Exercise passage -
This document outlines the specifications for a project that builds a product search and Q&A system using a combination of database management, vector embedding, and a large language model (LLM). The system will ingest product data, store it in a database and a vector store, allow users to search for similar products based on textual queries, and leverage a RAG (Retrieval Augmented Generation) approach to answer user questions about the products.

**2. Project Goals**

- **Efficient Product Search:** Enable users to quickly find relevant products based on text-based queries using semantic search.
- **Contextualized Q&A:** Allow users to ask questions about the products and receive insightful answers based on the available product information.
- **Scalable System:** Design a system that can handle a growing number of products and user queries effectively.

**3. Project Steps & Rationale**

**Step 1: Sample Dataset Creation ( `create_sample_dataset` )**

* **Rationale:**  We start by creating a sample dataset since a dataset was not provided. This dataset has structured (e.g., price, category) and unstructured data (e.g., description) to simulate real-world product data. The dataset is saved in both JSON and CSV formats for flexibility.

(Document layout detection data)

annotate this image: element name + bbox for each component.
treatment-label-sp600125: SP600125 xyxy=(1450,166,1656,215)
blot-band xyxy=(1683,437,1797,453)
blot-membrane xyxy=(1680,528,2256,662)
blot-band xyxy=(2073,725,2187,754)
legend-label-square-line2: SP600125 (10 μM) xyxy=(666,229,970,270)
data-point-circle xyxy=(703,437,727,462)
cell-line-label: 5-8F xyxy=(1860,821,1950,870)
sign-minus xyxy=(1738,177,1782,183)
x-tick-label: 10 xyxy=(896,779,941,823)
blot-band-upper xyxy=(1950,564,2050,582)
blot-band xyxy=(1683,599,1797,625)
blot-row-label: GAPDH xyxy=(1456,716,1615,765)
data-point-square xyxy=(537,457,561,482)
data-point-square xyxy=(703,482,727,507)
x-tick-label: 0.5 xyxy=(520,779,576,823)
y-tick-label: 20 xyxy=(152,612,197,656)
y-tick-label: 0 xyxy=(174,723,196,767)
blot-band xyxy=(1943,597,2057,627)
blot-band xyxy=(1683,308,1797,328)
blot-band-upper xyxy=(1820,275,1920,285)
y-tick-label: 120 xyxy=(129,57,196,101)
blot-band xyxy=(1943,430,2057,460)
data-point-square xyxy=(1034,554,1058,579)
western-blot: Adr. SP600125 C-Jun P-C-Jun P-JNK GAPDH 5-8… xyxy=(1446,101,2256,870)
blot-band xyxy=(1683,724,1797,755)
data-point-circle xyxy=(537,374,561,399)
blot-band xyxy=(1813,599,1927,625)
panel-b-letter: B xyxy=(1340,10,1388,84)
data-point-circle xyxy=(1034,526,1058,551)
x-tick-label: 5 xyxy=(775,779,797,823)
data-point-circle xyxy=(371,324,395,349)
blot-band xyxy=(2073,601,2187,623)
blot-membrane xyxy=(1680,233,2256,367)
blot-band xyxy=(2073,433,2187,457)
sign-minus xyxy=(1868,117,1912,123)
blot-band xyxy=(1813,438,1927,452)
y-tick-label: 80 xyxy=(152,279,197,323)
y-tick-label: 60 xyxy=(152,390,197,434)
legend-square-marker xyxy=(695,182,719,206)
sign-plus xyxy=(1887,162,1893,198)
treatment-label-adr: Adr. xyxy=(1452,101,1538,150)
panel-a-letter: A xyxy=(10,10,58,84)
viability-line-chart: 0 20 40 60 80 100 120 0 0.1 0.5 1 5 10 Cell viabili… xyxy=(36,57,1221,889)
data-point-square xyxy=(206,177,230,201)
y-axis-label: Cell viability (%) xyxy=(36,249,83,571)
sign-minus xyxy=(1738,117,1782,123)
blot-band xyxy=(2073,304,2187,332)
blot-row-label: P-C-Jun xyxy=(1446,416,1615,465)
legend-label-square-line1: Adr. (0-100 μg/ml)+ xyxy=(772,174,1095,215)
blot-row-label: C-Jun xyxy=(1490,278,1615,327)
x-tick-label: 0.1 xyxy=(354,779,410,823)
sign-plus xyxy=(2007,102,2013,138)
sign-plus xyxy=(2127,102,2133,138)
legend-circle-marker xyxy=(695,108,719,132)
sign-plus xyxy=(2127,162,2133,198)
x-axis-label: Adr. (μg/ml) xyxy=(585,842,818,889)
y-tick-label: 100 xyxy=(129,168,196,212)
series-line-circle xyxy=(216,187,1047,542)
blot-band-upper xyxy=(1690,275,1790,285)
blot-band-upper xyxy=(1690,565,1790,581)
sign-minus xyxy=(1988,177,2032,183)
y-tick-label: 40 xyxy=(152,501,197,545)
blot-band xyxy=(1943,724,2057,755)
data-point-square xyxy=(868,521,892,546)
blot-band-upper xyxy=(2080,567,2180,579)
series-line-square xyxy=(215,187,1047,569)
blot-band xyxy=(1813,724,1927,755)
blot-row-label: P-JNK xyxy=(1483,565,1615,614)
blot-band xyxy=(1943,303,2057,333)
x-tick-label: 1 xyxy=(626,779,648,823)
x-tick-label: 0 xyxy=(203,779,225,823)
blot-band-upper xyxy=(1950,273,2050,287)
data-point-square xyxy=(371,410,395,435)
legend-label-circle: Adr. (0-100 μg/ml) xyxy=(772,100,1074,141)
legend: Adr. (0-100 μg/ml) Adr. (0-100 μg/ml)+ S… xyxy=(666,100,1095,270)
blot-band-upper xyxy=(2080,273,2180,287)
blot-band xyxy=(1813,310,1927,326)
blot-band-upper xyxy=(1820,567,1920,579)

What the exercise asks - From the product search and Q&A project specification, quote the passage starting with "- **Efficient Product" and going on through "user queries effectively.".

Expected answer -
- **Efficient Product Search:** Enable users to quickly find relevant products based on text-based queries using semantic search.
- **Contextualized Q&A:** Allow users to ask questions about the products and receive insightful answers based on the available product information.
- **Scalable System:** Design a system that can handle a growing number of products and user queries effectively.